The problem: Please print every line of the records below exactly, leaving out the pictures.

Dataset rows
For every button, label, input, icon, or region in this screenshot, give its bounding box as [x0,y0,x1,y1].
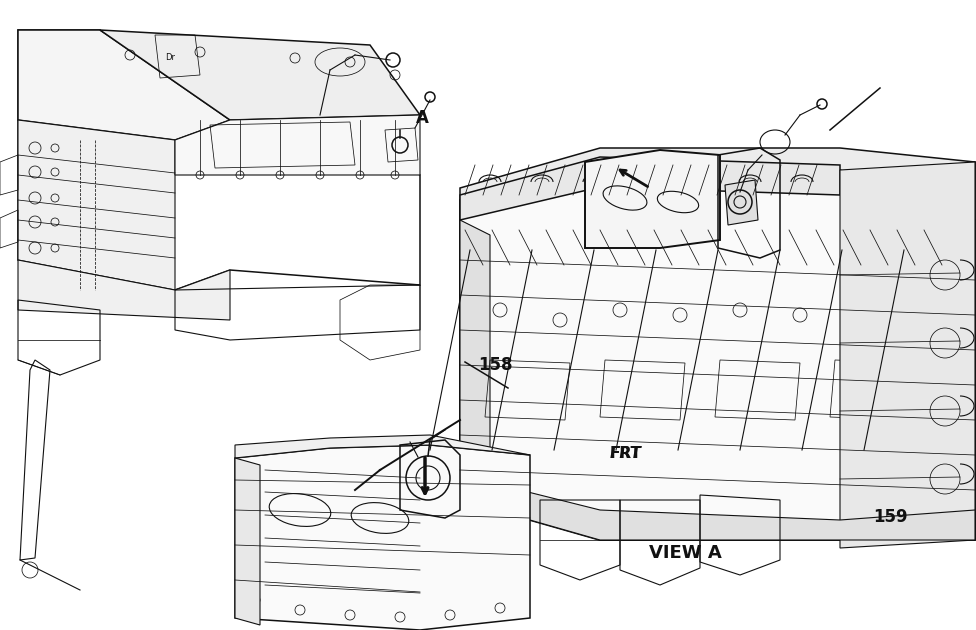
Polygon shape [18,260,230,320]
Text: FRT: FRT [610,446,642,461]
Polygon shape [18,30,230,140]
Polygon shape [235,458,260,625]
Polygon shape [460,148,975,220]
Polygon shape [460,162,975,220]
Polygon shape [235,435,530,458]
Text: 159: 159 [874,508,908,525]
Polygon shape [18,120,175,290]
Polygon shape [460,157,840,220]
Polygon shape [840,162,975,548]
Polygon shape [460,162,975,540]
Polygon shape [725,180,758,225]
Text: A: A [416,110,429,127]
Text: 158: 158 [478,357,512,374]
Polygon shape [460,475,975,540]
Polygon shape [100,30,420,120]
Polygon shape [460,220,490,510]
Polygon shape [175,115,420,175]
Text: VIEW A: VIEW A [649,544,722,562]
Text: FRT: FRT [610,446,642,461]
Text: Dr: Dr [165,54,175,62]
Polygon shape [585,150,720,248]
Polygon shape [235,445,530,630]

Final result:
For every button, label, input, icon, or region in this screenshot, give its bounding box as [x0,y0,x1,y1].
Polygon shape [18,260,230,320]
Text: FRT: FRT [610,446,642,461]
Polygon shape [18,30,230,140]
Polygon shape [235,458,260,625]
Polygon shape [460,148,975,220]
Polygon shape [460,162,975,220]
Polygon shape [235,435,530,458]
Text: 159: 159 [874,508,908,525]
Polygon shape [18,120,175,290]
Polygon shape [460,157,840,220]
Polygon shape [840,162,975,548]
Polygon shape [460,162,975,540]
Polygon shape [725,180,758,225]
Text: A: A [416,110,429,127]
Text: 158: 158 [478,357,512,374]
Polygon shape [460,475,975,540]
Polygon shape [100,30,420,120]
Polygon shape [460,220,490,510]
Polygon shape [175,115,420,175]
Text: VIEW A: VIEW A [649,544,722,562]
Text: FRT: FRT [610,446,642,461]
Text: Dr: Dr [165,54,175,62]
Polygon shape [585,150,720,248]
Polygon shape [235,445,530,630]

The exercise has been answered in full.